● Your instructions
Retype each entry below, keeping every character the same.

● Input material
..........

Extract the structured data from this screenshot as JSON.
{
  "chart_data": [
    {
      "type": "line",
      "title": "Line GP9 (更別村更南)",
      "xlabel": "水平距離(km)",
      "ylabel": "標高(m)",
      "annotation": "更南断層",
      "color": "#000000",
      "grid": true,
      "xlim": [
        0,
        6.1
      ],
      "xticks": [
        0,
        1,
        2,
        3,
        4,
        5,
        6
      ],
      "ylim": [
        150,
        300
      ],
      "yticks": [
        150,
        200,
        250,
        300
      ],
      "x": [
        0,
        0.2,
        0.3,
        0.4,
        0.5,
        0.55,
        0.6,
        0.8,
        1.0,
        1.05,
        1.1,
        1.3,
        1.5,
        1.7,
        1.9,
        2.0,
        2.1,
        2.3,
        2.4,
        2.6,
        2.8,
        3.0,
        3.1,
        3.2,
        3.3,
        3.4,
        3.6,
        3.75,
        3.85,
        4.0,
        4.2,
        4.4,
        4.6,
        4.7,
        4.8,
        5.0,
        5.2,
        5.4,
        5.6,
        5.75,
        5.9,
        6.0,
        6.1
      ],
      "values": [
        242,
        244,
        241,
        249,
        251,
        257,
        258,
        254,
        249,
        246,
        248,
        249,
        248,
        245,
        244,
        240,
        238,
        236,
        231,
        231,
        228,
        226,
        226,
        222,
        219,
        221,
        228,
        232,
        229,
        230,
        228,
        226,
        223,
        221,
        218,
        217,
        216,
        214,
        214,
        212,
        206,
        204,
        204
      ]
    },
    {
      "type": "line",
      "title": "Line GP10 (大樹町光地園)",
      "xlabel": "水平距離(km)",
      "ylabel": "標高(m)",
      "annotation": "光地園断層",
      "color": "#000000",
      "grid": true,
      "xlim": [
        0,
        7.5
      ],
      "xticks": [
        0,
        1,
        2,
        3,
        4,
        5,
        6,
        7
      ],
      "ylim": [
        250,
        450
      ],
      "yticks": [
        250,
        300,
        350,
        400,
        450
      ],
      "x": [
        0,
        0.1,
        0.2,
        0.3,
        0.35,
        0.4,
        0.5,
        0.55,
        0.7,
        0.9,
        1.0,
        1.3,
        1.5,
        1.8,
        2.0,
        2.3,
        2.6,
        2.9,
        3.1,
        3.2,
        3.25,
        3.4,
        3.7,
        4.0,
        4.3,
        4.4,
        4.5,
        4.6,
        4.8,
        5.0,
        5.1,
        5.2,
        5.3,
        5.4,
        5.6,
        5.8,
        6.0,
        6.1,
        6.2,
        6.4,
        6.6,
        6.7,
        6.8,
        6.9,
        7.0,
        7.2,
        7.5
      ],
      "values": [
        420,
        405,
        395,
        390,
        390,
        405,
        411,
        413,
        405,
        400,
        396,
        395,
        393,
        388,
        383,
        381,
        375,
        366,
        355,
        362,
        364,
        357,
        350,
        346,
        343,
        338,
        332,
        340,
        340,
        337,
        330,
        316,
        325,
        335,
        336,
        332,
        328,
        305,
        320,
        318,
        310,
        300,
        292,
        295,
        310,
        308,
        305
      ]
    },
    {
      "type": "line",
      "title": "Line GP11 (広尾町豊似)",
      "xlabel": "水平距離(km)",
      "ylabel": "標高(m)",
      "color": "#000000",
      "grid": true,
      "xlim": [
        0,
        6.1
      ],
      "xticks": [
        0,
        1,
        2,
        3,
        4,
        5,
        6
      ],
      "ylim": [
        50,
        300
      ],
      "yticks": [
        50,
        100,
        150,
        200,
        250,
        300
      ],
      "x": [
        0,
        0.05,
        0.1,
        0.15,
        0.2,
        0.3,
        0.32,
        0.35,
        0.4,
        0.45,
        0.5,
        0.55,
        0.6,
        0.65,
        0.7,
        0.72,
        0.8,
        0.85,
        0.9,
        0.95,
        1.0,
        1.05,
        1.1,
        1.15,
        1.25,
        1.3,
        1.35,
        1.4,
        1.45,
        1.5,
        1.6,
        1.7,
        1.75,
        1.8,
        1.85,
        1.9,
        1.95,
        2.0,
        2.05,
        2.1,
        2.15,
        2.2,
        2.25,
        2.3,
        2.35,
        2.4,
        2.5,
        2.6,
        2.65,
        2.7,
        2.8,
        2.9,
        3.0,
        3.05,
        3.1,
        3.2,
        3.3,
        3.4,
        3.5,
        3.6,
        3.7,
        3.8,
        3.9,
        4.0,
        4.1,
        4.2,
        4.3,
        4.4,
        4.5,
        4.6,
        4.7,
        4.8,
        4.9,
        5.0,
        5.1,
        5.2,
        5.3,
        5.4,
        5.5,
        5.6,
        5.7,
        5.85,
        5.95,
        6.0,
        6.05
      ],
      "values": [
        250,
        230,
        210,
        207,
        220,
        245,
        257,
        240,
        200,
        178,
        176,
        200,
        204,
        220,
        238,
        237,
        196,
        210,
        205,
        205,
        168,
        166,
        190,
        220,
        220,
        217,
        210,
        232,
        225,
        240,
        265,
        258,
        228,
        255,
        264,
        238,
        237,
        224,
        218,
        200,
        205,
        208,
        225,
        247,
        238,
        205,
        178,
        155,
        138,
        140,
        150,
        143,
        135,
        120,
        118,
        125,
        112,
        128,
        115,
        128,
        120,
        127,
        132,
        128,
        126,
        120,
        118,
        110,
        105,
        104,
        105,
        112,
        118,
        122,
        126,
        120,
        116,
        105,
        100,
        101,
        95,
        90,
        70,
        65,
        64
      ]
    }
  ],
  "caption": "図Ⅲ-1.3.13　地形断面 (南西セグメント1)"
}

..........

● In response
Extract the structured data from this screenshot as JSON.
{
  "chart_data": [
    {
      "type": "line",
      "title": "Line GP9 (更別村更南)",
      "xlabel": "水平距離(km)",
      "ylabel": "標高(m)",
      "annotation": "更南断層",
      "color": "#000000",
      "grid": true,
      "xlim": [
        0,
        6.1
      ],
      "xticks": [
        0,
        1,
        2,
        3,
        4,
        5,
        6
      ],
      "ylim": [
        150,
        300
      ],
      "yticks": [
        150,
        200,
        250,
        300
      ],
      "x": [
        0,
        0.2,
        0.3,
        0.4,
        0.5,
        0.55,
        0.6,
        0.8,
        1.0,
        1.05,
        1.1,
        1.3,
        1.5,
        1.7,
        1.9,
        2.0,
        2.1,
        2.3,
        2.4,
        2.6,
        2.8,
        3.0,
        3.1,
        3.2,
        3.3,
        3.4,
        3.6,
        3.75,
        3.85,
        4.0,
        4.2,
        4.4,
        4.6,
        4.7,
        4.8,
        5.0,
        5.2,
        5.4,
        5.6,
        5.75,
        5.9,
        6.0,
        6.1
      ],
      "values": [
        242,
        244,
        241,
        249,
        251,
        257,
        258,
        254,
        249,
        246,
        248,
        249,
        248,
        245,
        244,
        240,
        238,
        236,
        231,
        231,
        228,
        226,
        226,
        222,
        219,
        221,
        228,
        232,
        229,
        230,
        228,
        226,
        223,
        221,
        218,
        217,
        216,
        214,
        214,
        212,
        206,
        204,
        204
      ]
    },
    {
      "type": "line",
      "title": "Line GP10 (大樹町光地園)",
      "xlabel": "水平距離(km)",
      "ylabel": "標高(m)",
      "annotation": "光地園断層",
      "color": "#000000",
      "grid": true,
      "xlim": [
        0,
        7.5
      ],
      "xticks": [
        0,
        1,
        2,
        3,
        4,
        5,
        6,
        7
      ],
      "ylim": [
        250,
        450
      ],
      "yticks": [
        250,
        300,
        350,
        400,
        450
      ],
      "x": [
        0,
        0.1,
        0.2,
        0.3,
        0.35,
        0.4,
        0.5,
        0.55,
        0.7,
        0.9,
        1.0,
        1.3,
        1.5,
        1.8,
        2.0,
        2.3,
        2.6,
        2.9,
        3.1,
        3.2,
        3.25,
        3.4,
        3.7,
        4.0,
        4.3,
        4.4,
        4.5,
        4.6,
        4.8,
        5.0,
        5.1,
        5.2,
        5.3,
        5.4,
        5.6,
        5.8,
        6.0,
        6.1,
        6.2,
        6.4,
        6.6,
        6.7,
        6.8,
        6.9,
        7.0,
        7.2,
        7.5
      ],
      "values": [
        420,
        405,
        395,
        390,
        390,
        405,
        411,
        413,
        405,
        400,
        396,
        395,
        393,
        388,
        383,
        381,
        375,
        366,
        355,
        362,
        364,
        357,
        350,
        346,
        343,
        338,
        332,
        340,
        340,
        337,
        330,
        316,
        325,
        335,
        336,
        332,
        328,
        305,
        320,
        318,
        310,
        300,
        292,
        295,
        310,
        308,
        305
      ]
    },
    {
      "type": "line",
      "title": "Line GP11 (広尾町豊似)",
      "xlabel": "水平距離(km)",
      "ylabel": "標高(m)",
      "color": "#000000",
      "grid": true,
      "xlim": [
        0,
        6.1
      ],
      "xticks": [
        0,
        1,
        2,
        3,
        4,
        5,
        6
      ],
      "ylim": [
        50,
        300
      ],
      "yticks": [
        50,
        100,
        150,
        200,
        250,
        300
      ],
      "x": [
        0,
        0.05,
        0.1,
        0.15,
        0.2,
        0.3,
        0.32,
        0.35,
        0.4,
        0.45,
        0.5,
        0.55,
        0.6,
        0.65,
        0.7,
        0.72,
        0.8,
        0.85,
        0.9,
        0.95,
        1.0,
        1.05,
        1.1,
        1.15,
        1.25,
        1.3,
        1.35,
        1.4,
        1.45,
        1.5,
        1.6,
        1.7,
        1.75,
        1.8,
        1.85,
        1.9,
        1.95,
        2.0,
        2.05,
        2.1,
        2.15,
        2.2,
        2.25,
        2.3,
        2.35,
        2.4,
        2.5,
        2.6,
        2.65,
        2.7,
        2.8,
        2.9,
        3.0,
        3.05,
        3.1,
        3.2,
        3.3,
        3.4,
        3.5,
        3.6,
        3.7,
        3.8,
        3.9,
        4.0,
        4.1,
        4.2,
        4.3,
        4.4,
        4.5,
        4.6,
        4.7,
        4.8,
        4.9,
        5.0,
        5.1,
        5.2,
        5.3,
        5.4,
        5.5,
        5.6,
        5.7,
        5.85,
        5.95,
        6.0,
        6.05
      ],
      "values": [
        250,
        230,
        210,
        207,
        220,
        245,
        257,
        240,
        200,
        178,
        176,
        200,
        204,
        220,
        238,
        237,
        196,
        210,
        205,
        205,
        168,
        166,
        190,
        220,
        220,
        217,
        210,
        232,
        225,
        240,
        265,
        258,
        228,
        255,
        264,
        238,
        237,
        224,
        218,
        200,
        205,
        208,
        225,
        247,
        238,
        205,
        178,
        155,
        138,
        140,
        150,
        143,
        135,
        120,
        118,
        125,
        112,
        128,
        115,
        128,
        120,
        127,
        132,
        128,
        126,
        120,
        118,
        110,
        105,
        104,
        105,
        112,
        118,
        122,
        126,
        120,
        116,
        105,
        100,
        101,
        95,
        90,
        70,
        65,
        64
      ]
    }
  ],
  "caption": "図Ⅲ-1.3.13　地形断面 (南西セグメント1)"
}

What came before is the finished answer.